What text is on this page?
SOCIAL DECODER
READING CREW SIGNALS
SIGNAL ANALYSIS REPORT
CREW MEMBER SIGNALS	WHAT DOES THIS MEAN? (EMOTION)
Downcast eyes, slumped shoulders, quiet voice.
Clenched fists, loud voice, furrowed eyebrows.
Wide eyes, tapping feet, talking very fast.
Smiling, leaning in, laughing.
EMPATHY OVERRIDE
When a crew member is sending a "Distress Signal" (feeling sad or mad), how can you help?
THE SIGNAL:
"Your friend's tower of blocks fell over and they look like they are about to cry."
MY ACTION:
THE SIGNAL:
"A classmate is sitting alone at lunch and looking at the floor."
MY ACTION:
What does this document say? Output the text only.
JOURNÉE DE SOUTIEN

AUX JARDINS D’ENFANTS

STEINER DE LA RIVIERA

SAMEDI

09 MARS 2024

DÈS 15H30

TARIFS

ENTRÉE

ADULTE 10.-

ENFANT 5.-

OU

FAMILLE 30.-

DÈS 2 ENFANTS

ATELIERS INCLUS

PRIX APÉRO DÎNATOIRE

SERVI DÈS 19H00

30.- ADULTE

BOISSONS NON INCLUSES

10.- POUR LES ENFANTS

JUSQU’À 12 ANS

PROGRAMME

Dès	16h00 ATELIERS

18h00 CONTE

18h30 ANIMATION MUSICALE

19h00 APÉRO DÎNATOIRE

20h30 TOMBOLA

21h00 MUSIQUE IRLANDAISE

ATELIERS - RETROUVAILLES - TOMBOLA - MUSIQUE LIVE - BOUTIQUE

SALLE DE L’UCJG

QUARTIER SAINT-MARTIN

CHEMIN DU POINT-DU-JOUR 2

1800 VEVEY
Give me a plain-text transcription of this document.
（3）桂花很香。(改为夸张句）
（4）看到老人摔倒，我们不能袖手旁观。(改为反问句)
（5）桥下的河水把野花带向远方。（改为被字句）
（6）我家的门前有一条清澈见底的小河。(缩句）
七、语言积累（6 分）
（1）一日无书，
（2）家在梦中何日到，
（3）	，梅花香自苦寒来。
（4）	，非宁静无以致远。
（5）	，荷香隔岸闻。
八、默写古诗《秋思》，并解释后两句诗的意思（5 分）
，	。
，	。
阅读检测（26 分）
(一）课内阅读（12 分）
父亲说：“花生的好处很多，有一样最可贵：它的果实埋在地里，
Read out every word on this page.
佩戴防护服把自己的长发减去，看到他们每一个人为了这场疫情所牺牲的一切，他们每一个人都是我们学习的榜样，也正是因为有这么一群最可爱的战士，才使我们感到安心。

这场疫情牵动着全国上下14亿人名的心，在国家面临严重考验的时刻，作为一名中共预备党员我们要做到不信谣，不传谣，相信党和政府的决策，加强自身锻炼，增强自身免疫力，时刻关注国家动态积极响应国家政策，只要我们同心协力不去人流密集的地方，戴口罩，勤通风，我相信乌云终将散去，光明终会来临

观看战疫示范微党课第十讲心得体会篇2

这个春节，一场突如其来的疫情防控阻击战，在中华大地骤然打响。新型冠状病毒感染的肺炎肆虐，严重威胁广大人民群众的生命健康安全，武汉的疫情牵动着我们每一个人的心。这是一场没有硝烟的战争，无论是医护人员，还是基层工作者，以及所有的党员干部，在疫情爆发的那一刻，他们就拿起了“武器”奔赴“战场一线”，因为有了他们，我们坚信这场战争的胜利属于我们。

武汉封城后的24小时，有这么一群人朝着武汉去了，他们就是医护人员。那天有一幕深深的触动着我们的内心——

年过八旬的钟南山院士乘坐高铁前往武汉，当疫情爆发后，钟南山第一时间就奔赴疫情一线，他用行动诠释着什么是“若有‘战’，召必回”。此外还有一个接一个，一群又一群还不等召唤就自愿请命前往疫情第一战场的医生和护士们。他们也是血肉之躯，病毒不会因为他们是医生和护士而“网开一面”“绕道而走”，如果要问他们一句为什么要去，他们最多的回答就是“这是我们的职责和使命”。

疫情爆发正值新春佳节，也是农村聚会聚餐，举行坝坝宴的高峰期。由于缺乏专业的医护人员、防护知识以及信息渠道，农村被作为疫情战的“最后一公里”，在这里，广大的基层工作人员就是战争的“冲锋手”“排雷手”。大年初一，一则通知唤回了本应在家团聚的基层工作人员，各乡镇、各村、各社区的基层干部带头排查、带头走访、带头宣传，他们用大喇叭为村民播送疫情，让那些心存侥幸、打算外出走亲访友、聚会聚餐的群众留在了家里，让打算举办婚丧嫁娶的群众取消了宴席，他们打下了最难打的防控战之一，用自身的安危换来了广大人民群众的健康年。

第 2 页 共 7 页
##########
## [Given task]
From the listing above, return each line with the word "ATELIERS".

## [Result]
ATELIERS INCLUS
Dès	16h00 ATELIERS
ATELIERS - RETROUVAILLES - TOMBOLA - MUSIQUE LIVE - BOUTIQUE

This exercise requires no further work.